>>>>

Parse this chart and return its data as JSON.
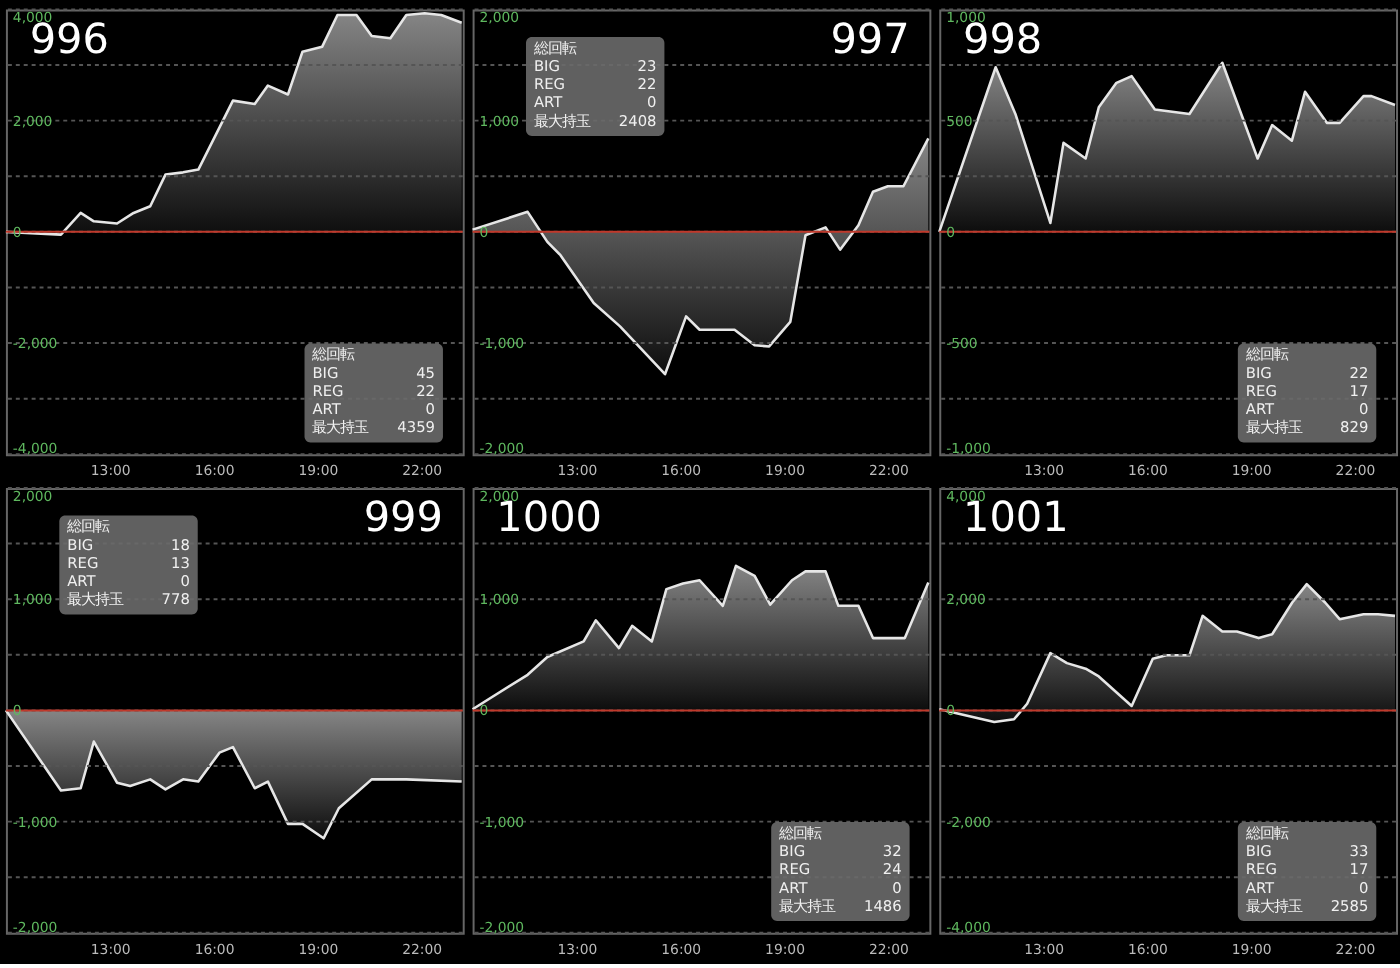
{
  "chart_data": [
    {
      "type": "area",
      "title": "996",
      "x": [
        10.0,
        11.59,
        12.16,
        12.54,
        13.21,
        13.69,
        14.17,
        14.61,
        15.12,
        15.56,
        16.56,
        17.19,
        17.57,
        18.15,
        18.57,
        19.14,
        19.58,
        20.13,
        20.57,
        21.11,
        21.57,
        22.1,
        22.58,
        23.17
      ],
      "series": [
        {
          "color": "#e6e6e6",
          "values": [
            0,
            -50,
            340,
            190,
            150,
            340,
            460,
            1030,
            1070,
            1120,
            2360,
            2300,
            2630,
            2470,
            3240,
            3330,
            3900,
            3900,
            3520,
            3480,
            3900,
            3930,
            3900,
            3760
          ]
        }
      ],
      "xlim": [
        10,
        23.2
      ],
      "xticks": [
        {
          "value": 13,
          "label": "13:00"
        },
        {
          "value": 16,
          "label": "16:00"
        },
        {
          "value": 19,
          "label": "19:00"
        },
        {
          "value": 22,
          "label": "22:00"
        }
      ],
      "ylim": [
        -4000,
        4000
      ],
      "yticks": [
        {
          "value": -4000,
          "label": "-4,000"
        },
        {
          "value": -3000,
          "label": null
        },
        {
          "value": -2000,
          "label": "-2,000"
        },
        {
          "value": -1000,
          "label": null
        },
        0,
        {
          "value": 1000,
          "label": null
        },
        {
          "value": 2000,
          "label": "2,000"
        },
        {
          "value": 3000,
          "label": null
        },
        {
          "value": 4000,
          "label": "4,000"
        }
      ],
      "grid": "y",
      "ref_lines": [
        {
          "axis": "y",
          "value": 0,
          "color": "#c0392b"
        }
      ],
      "annotations": [
        "総回転",
        "BIG",
        "45",
        "REG",
        "22",
        "ART",
        "0",
        "最大持玉",
        "4359"
      ]
    },
    {
      "type": "area",
      "title": "997",
      "x": [
        10.0,
        11.59,
        12.16,
        12.54,
        13.5,
        14.26,
        15.56,
        16.17,
        16.56,
        17.57,
        18.15,
        18.57,
        19.18,
        19.62,
        20.2,
        20.62,
        21.15,
        21.57,
        22.0,
        22.45,
        23.17
      ],
      "series": [
        {
          "color": "#e6e6e6",
          "values": [
            20,
            180,
            -90,
            -210,
            -640,
            -850,
            -1280,
            -760,
            -880,
            -880,
            -1020,
            -1030,
            -810,
            -30,
            40,
            -160,
            60,
            360,
            410,
            410,
            840
          ]
        }
      ],
      "xlim": [
        10,
        23.2
      ],
      "xticks": [
        {
          "value": 13,
          "label": "13:00"
        },
        {
          "value": 16,
          "label": "16:00"
        },
        {
          "value": 19,
          "label": "19:00"
        },
        {
          "value": 22,
          "label": "22:00"
        }
      ],
      "ylim": [
        -2000,
        2000
      ],
      "yticks": [
        {
          "value": -2000,
          "label": "-2,000"
        },
        {
          "value": -1500,
          "label": null
        },
        {
          "value": -1000,
          "label": "-1,000"
        },
        {
          "value": -500,
          "label": null
        },
        0,
        {
          "value": 500,
          "label": null
        },
        {
          "value": 1000,
          "label": "1,000"
        },
        {
          "value": 1500,
          "label": null
        },
        {
          "value": 2000,
          "label": "2,000"
        }
      ],
      "grid": "y",
      "ref_lines": [
        {
          "axis": "y",
          "value": 0,
          "color": "#c0392b"
        }
      ],
      "annotations": [
        "総回転",
        "BIG",
        "23",
        "REG",
        "22",
        "ART",
        "0",
        "最大持玉",
        "2408"
      ]
    },
    {
      "type": "area",
      "title": "998",
      "x": [
        10.0,
        11.63,
        12.2,
        13.21,
        13.59,
        14.23,
        14.61,
        15.12,
        15.56,
        16.23,
        17.23,
        18.18,
        19.2,
        19.62,
        20.19,
        20.57,
        21.2,
        21.57,
        22.26,
        22.49,
        23.17
      ],
      "series": [
        {
          "color": "#e6e6e6",
          "values": [
            0,
            740,
            530,
            40,
            400,
            330,
            560,
            670,
            700,
            550,
            530,
            760,
            330,
            480,
            410,
            630,
            490,
            490,
            610,
            610,
            570
          ]
        }
      ],
      "xlim": [
        10,
        23.2
      ],
      "xticks": [
        {
          "value": 13,
          "label": "13:00"
        },
        {
          "value": 16,
          "label": "16:00"
        },
        {
          "value": 19,
          "label": "19:00"
        },
        {
          "value": 22,
          "label": "22:00"
        }
      ],
      "ylim": [
        -1000,
        1000
      ],
      "yticks": [
        {
          "value": -1000,
          "label": "-1,000"
        },
        {
          "value": -750,
          "label": null
        },
        -500,
        {
          "value": -250,
          "label": null
        },
        0,
        {
          "value": 250,
          "label": null
        },
        500,
        {
          "value": 750,
          "label": null
        },
        {
          "value": 1000,
          "label": "1,000"
        }
      ],
      "grid": "y",
      "ref_lines": [
        {
          "axis": "y",
          "value": 0,
          "color": "#c0392b"
        }
      ],
      "annotations": [
        "総回転",
        "BIG",
        "22",
        "REG",
        "17",
        "ART",
        "0",
        "最大持玉",
        "829"
      ]
    },
    {
      "type": "area",
      "title": "999",
      "x": [
        10.0,
        11.59,
        12.16,
        12.54,
        13.21,
        13.59,
        14.17,
        14.61,
        15.12,
        15.56,
        16.17,
        16.56,
        17.19,
        17.57,
        18.15,
        18.57,
        19.18,
        19.62,
        20.57,
        21.57,
        23.17
      ],
      "series": [
        {
          "color": "#e6e6e6",
          "values": [
            0,
            -720,
            -700,
            -280,
            -650,
            -680,
            -620,
            -710,
            -620,
            -640,
            -380,
            -330,
            -700,
            -640,
            -1020,
            -1020,
            -1150,
            -880,
            -620,
            -620,
            -640
          ]
        }
      ],
      "xlim": [
        10,
        23.2
      ],
      "xticks": [
        {
          "value": 13,
          "label": "13:00"
        },
        {
          "value": 16,
          "label": "16:00"
        },
        {
          "value": 19,
          "label": "19:00"
        },
        {
          "value": 22,
          "label": "22:00"
        }
      ],
      "ylim": [
        -2000,
        2000
      ],
      "yticks": [
        {
          "value": -2000,
          "label": "-2,000"
        },
        {
          "value": -1500,
          "label": null
        },
        {
          "value": -1000,
          "label": "-1,000"
        },
        {
          "value": -500,
          "label": null
        },
        0,
        {
          "value": 500,
          "label": null
        },
        {
          "value": 1000,
          "label": "1,000"
        },
        {
          "value": 1500,
          "label": null
        },
        {
          "value": 2000,
          "label": "2,000"
        }
      ],
      "grid": "y",
      "ref_lines": [
        {
          "axis": "y",
          "value": 0,
          "color": "#c0392b"
        }
      ],
      "annotations": [
        "総回転",
        "BIG",
        "18",
        "REG",
        "13",
        "ART",
        "0",
        "最大持玉",
        "778"
      ]
    },
    {
      "type": "area",
      "title": "1000",
      "x": [
        10.0,
        11.59,
        12.16,
        13.21,
        13.56,
        14.23,
        14.61,
        15.18,
        15.6,
        16.08,
        16.56,
        17.23,
        17.61,
        18.15,
        18.6,
        19.23,
        19.62,
        20.2,
        20.57,
        21.15,
        21.57,
        22.49,
        23.17
      ],
      "series": [
        {
          "color": "#e6e6e6",
          "values": [
            10,
            320,
            480,
            620,
            810,
            560,
            760,
            620,
            1090,
            1140,
            1170,
            940,
            1300,
            1210,
            950,
            1170,
            1250,
            1250,
            940,
            940,
            650,
            650,
            1150
          ]
        }
      ],
      "xlim": [
        10,
        23.2
      ],
      "xticks": [
        {
          "value": 13,
          "label": "13:00"
        },
        {
          "value": 16,
          "label": "16:00"
        },
        {
          "value": 19,
          "label": "19:00"
        },
        {
          "value": 22,
          "label": "22:00"
        }
      ],
      "ylim": [
        -2000,
        2000
      ],
      "yticks": [
        {
          "value": -2000,
          "label": "-2,000"
        },
        {
          "value": -1500,
          "label": null
        },
        {
          "value": -1000,
          "label": "-1,000"
        },
        {
          "value": -500,
          "label": null
        },
        0,
        {
          "value": 500,
          "label": null
        },
        {
          "value": 1000,
          "label": "1,000"
        },
        {
          "value": 1500,
          "label": null
        },
        {
          "value": 2000,
          "label": "2,000"
        }
      ],
      "grid": "y",
      "ref_lines": [
        {
          "axis": "y",
          "value": 0,
          "color": "#c0392b"
        }
      ],
      "annotations": [
        "総回転",
        "BIG",
        "32",
        "REG",
        "24",
        "ART",
        "0",
        "最大持玉",
        "1486"
      ]
    },
    {
      "type": "area",
      "title": "1001",
      "x": [
        10.0,
        11.59,
        12.16,
        12.54,
        13.21,
        13.69,
        14.23,
        14.61,
        15.56,
        16.17,
        16.56,
        17.23,
        17.61,
        18.18,
        18.6,
        19.23,
        19.62,
        20.2,
        20.62,
        21.15,
        21.57,
        22.26,
        22.68,
        23.17
      ],
      "series": [
        {
          "color": "#e6e6e6",
          "values": [
            20,
            -210,
            -160,
            120,
            1030,
            850,
            750,
            610,
            80,
            930,
            990,
            990,
            1700,
            1420,
            1420,
            1300,
            1370,
            1940,
            2270,
            1940,
            1640,
            1730,
            1730,
            1700
          ]
        }
      ],
      "xlim": [
        10,
        23.2
      ],
      "xticks": [
        {
          "value": 13,
          "label": "13:00"
        },
        {
          "value": 16,
          "label": "16:00"
        },
        {
          "value": 19,
          "label": "19:00"
        },
        {
          "value": 22,
          "label": "22:00"
        }
      ],
      "ylim": [
        -4000,
        4000
      ],
      "yticks": [
        {
          "value": -4000,
          "label": "-4,000"
        },
        {
          "value": -3000,
          "label": null
        },
        {
          "value": -2000,
          "label": "-2,000"
        },
        {
          "value": -1000,
          "label": null
        },
        0,
        {
          "value": 1000,
          "label": null
        },
        {
          "value": 2000,
          "label": "2,000"
        },
        {
          "value": 3000,
          "label": null
        },
        {
          "value": 4000,
          "label": "4,000"
        }
      ],
      "grid": "y",
      "ref_lines": [
        {
          "axis": "y",
          "value": 0,
          "color": "#c0392b"
        }
      ],
      "annotations": [
        "総回転",
        "BIG",
        "33",
        "REG",
        "17",
        "ART",
        "0",
        "最大持玉",
        "2585"
      ]
    }
  ]
}
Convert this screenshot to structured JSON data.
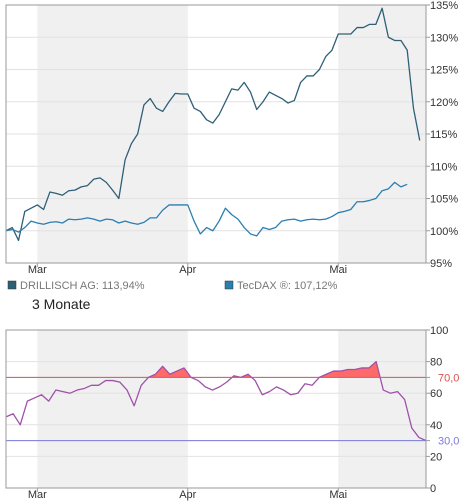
{
  "legend": [
    {
      "label": "DRILLISCH AG: 113,94%",
      "color": "#2e5f76"
    },
    {
      "label": "TecDAX ®: 107,12%",
      "color": "#2b7eb0"
    }
  ],
  "period_label": "3 Monate",
  "rsi_reference_labels": {
    "upper": "70,0",
    "lower": "30,0"
  },
  "chart_data": [
    {
      "type": "line",
      "x_labels": [
        "Mar",
        "Apr",
        "Mai"
      ],
      "x_label_index": [
        5,
        29,
        53
      ],
      "ylim": [
        95,
        135
      ],
      "y_ticks": [
        95,
        100,
        105,
        110,
        115,
        120,
        125,
        130,
        135
      ],
      "y_tick_labels": [
        "95%",
        "100%",
        "105%",
        "110%",
        "115%",
        "120%",
        "125%",
        "130%",
        "135%"
      ],
      "shaded_bands_index": [
        [
          5,
          29
        ],
        [
          53,
          67
        ]
      ],
      "series": [
        {
          "name": "DRILLISCH AG",
          "color": "#2e5f76",
          "values": [
            100,
            100.5,
            98.5,
            103,
            103.5,
            104,
            103.3,
            106,
            105.8,
            105.5,
            106.2,
            106.3,
            106.8,
            107,
            108,
            108.2,
            107.5,
            106.3,
            105,
            111,
            113.5,
            115,
            119.5,
            120.5,
            119,
            118.5,
            120,
            121.3,
            121.2,
            121.2,
            119,
            118.5,
            117.2,
            116.7,
            118,
            120,
            122,
            121.8,
            123,
            121.5,
            118.8,
            120,
            121.5,
            121,
            120.5,
            119.8,
            120.2,
            123,
            124,
            124,
            125,
            127,
            128,
            130.5,
            130.5,
            130.5,
            131.5,
            131.5,
            132,
            132,
            134.5,
            130,
            129.5,
            129.5,
            128,
            119,
            114
          ]
        },
        {
          "name": "TecDAX ®",
          "color": "#2b7eb0",
          "values": [
            100,
            100.2,
            99.8,
            100.5,
            101.5,
            101.2,
            101,
            101.3,
            101.4,
            101.2,
            101.8,
            101.7,
            101.8,
            102,
            101.8,
            101.5,
            101.8,
            101.7,
            101.2,
            101.5,
            101.2,
            101,
            101.3,
            102,
            102,
            103.2,
            104,
            104,
            104,
            104,
            101.5,
            99.5,
            100.5,
            100,
            101.5,
            103.5,
            102.5,
            101.8,
            100.5,
            99.5,
            99.2,
            100.5,
            100.2,
            100.5,
            101.5,
            101.7,
            101.8,
            101.5,
            101.7,
            101.8,
            101.7,
            101.8,
            102.2,
            102.8,
            103,
            103.3,
            104.5,
            104.5,
            104.7,
            105,
            106.2,
            106.5,
            107.5,
            106.8,
            107.2
          ]
        }
      ]
    },
    {
      "type": "line",
      "x_labels": [
        "Mar",
        "Apr",
        "Mai"
      ],
      "x_label_index": [
        5,
        29,
        53
      ],
      "ylim": [
        0,
        100
      ],
      "y_ticks": [
        0,
        20,
        30,
        40,
        60,
        70,
        80,
        100
      ],
      "y_tick_labels": [
        "0",
        "20",
        "",
        "40",
        "60",
        "",
        "80",
        "100"
      ],
      "reference_lines": [
        {
          "value": 70,
          "label": "70,0",
          "color": "#d9534f"
        },
        {
          "value": 30,
          "label": "30,0",
          "color": "#7b7bd9"
        }
      ],
      "shaded_bands_index": [
        [
          5,
          29
        ],
        [
          53,
          67
        ]
      ],
      "series": [
        {
          "color": "#a052a8",
          "fill_above_70": "#ff5a5a",
          "values": [
            45,
            47,
            40,
            55,
            57,
            59,
            55,
            62,
            61,
            60,
            62,
            63,
            65,
            65,
            68,
            68,
            67,
            62,
            52,
            65,
            70,
            72,
            77,
            72,
            74,
            76,
            70,
            68,
            64,
            62,
            64,
            67,
            71,
            70,
            72,
            68,
            59,
            61,
            64,
            62,
            59,
            60,
            66,
            65,
            70,
            72,
            74,
            74,
            75,
            75,
            76,
            76,
            80,
            62,
            60,
            61,
            56,
            38,
            32,
            30
          ]
        }
      ]
    }
  ]
}
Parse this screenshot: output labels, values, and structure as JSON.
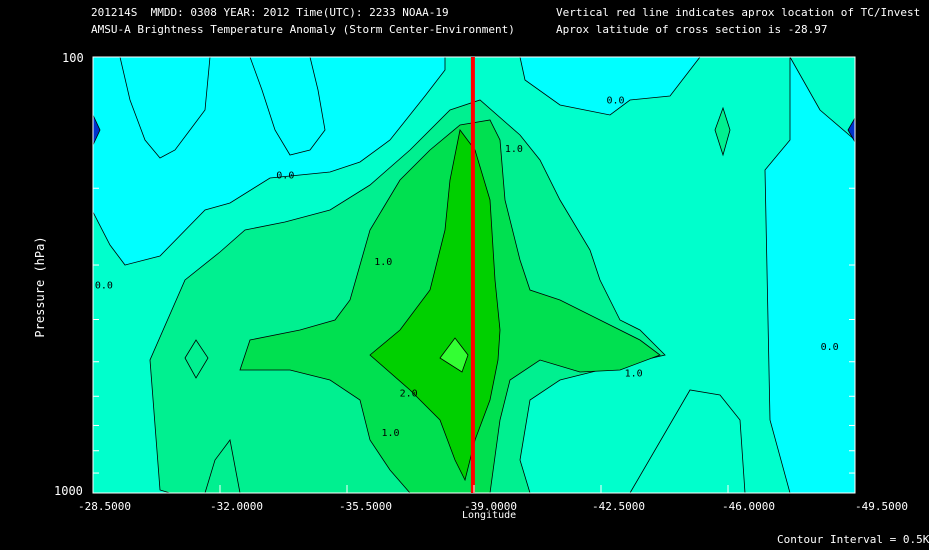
{
  "header": {
    "line1_left": "201214S  MMDD: 0308 YEAR: 2012 Time(UTC): 2233 NOAA-19",
    "line2_left": "AMSU-A Brightness Temperature Anomaly (Storm Center-Environment)",
    "line1_right": "Vertical red line indicates aprox location of TC/Invest",
    "line2_right": "Aprox latitude of cross section is -28.97"
  },
  "footer": {
    "contour_interval": "Contour Interval = 0.5K"
  },
  "chart_data": {
    "type": "heatmap",
    "title": "AMSU-A Brightness Temperature Anomaly (Storm Center-Environment)",
    "xlabel": "Longitude",
    "ylabel": "Pressure (hPa)",
    "xlim": [
      -28.5,
      -49.5
    ],
    "ylim": [
      1000,
      100
    ],
    "y_scale": "log",
    "x_ticks": [
      "-28.5000",
      "-32.0000",
      "-35.5000",
      "-39.0000",
      "-42.5000",
      "-46.0000",
      "-49.5000"
    ],
    "y_ticks": [
      "100",
      "1000"
    ],
    "contour_labels": [
      {
        "text": "0.0",
        "lon": -33.8,
        "p": 190
      },
      {
        "text": "1.0",
        "lon": -36.5,
        "p": 300
      },
      {
        "text": "1.0",
        "lon": -40.1,
        "p": 165
      },
      {
        "text": "0.0",
        "lon": -42.9,
        "p": 128
      },
      {
        "text": "0.0",
        "lon": -28.8,
        "p": 340
      },
      {
        "text": "2.0",
        "lon": -37.2,
        "p": 600
      },
      {
        "text": "1.0",
        "lon": -43.4,
        "p": 540
      },
      {
        "text": "1.0",
        "lon": -36.7,
        "p": 740
      },
      {
        "text": "0.0",
        "lon": -48.8,
        "p": 470
      }
    ],
    "storm_longitude": -38.97,
    "storm_line_color": "#ff0000",
    "level_colors": {
      "-1.0": "#0033cc",
      "-0.5": "#00ccff",
      "0.0": "#00ffff",
      "0.5": "#00ffcc",
      "1.0": "#00f090",
      "1.5": "#00e050",
      "2.0": "#00d000",
      "2.5": "#33ff33"
    }
  }
}
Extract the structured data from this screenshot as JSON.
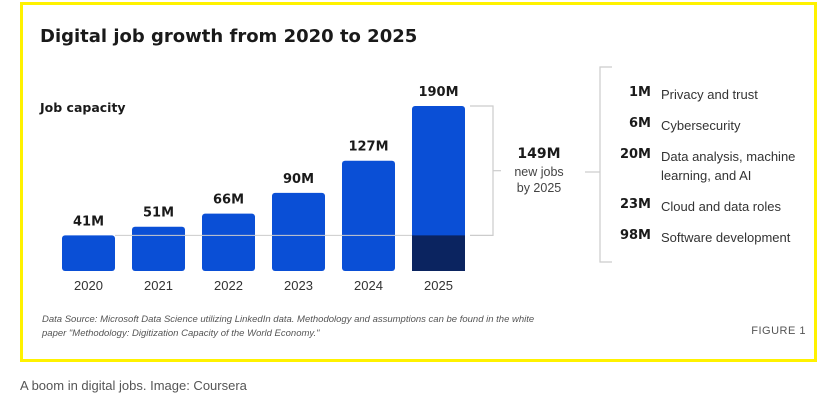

<<<<

PROBLEM DESCRIPTION
Pick out every line above that holds the word "Environment" and copy it.

RESPONSE TO THE EXERCISE
    "line2_left": "AMSU-A Brightness Temperature Anomaly (Storm Center-Environment)",
    "title": "AMSU-A Brightness Temperature Anomaly (Storm Center-Environment)",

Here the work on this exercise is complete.